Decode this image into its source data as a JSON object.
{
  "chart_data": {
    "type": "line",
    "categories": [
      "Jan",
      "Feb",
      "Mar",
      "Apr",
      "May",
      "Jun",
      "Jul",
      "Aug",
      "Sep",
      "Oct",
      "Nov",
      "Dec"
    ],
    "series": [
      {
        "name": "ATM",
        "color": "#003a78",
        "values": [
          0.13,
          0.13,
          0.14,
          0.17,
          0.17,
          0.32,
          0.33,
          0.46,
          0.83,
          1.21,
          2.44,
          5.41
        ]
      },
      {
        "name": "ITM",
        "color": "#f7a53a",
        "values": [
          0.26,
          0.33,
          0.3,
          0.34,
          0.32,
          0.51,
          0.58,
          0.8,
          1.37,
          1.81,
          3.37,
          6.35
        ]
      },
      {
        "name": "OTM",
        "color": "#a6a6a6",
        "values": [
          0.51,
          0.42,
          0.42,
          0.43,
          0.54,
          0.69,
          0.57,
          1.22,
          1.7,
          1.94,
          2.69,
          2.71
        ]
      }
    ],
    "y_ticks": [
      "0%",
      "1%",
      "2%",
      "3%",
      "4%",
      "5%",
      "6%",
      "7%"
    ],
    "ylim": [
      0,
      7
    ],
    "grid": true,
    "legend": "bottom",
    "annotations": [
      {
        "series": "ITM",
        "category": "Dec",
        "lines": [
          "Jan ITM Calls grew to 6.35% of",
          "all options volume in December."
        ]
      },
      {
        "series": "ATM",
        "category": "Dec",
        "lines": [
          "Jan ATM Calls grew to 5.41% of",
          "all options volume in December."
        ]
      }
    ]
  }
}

○ ○ ○ ○ ○

Short task >> The records above are to be copied in full, exactly as written.

The result >>
Decode this image into its source data as a JSON object.
{
  "chart_data": {
    "type": "line",
    "categories": [
      "Jan",
      "Feb",
      "Mar",
      "Apr",
      "May",
      "Jun",
      "Jul",
      "Aug",
      "Sep",
      "Oct",
      "Nov",
      "Dec"
    ],
    "series": [
      {
        "name": "ATM",
        "color": "#003a78",
        "values": [
          0.13,
          0.13,
          0.14,
          0.17,
          0.17,
          0.32,
          0.33,
          0.46,
          0.83,
          1.21,
          2.44,
          5.41
        ]
      },
      {
        "name": "ITM",
        "color": "#f7a53a",
        "values": [
          0.26,
          0.33,
          0.3,
          0.34,
          0.32,
          0.51,
          0.58,
          0.8,
          1.37,
          1.81,
          3.37,
          6.35
        ]
      },
      {
        "name": "OTM",
        "color": "#a6a6a6",
        "values": [
          0.51,
          0.42,
          0.42,
          0.43,
          0.54,
          0.69,
          0.57,
          1.22,
          1.7,
          1.94,
          2.69,
          2.71
        ]
      }
    ],
    "y_ticks": [
      "0%",
      "1%",
      "2%",
      "3%",
      "4%",
      "5%",
      "6%",
      "7%"
    ],
    "ylim": [
      0,
      7
    ],
    "grid": true,
    "legend": "bottom",
    "annotations": [
      {
        "series": "ITM",
        "category": "Dec",
        "lines": [
          "Jan ITM Calls grew to 6.35% of",
          "all options volume in December."
        ]
      },
      {
        "series": "ATM",
        "category": "Dec",
        "lines": [
          "Jan ATM Calls grew to 5.41% of",
          "all options volume in December."
        ]
      }
    ]
  }
}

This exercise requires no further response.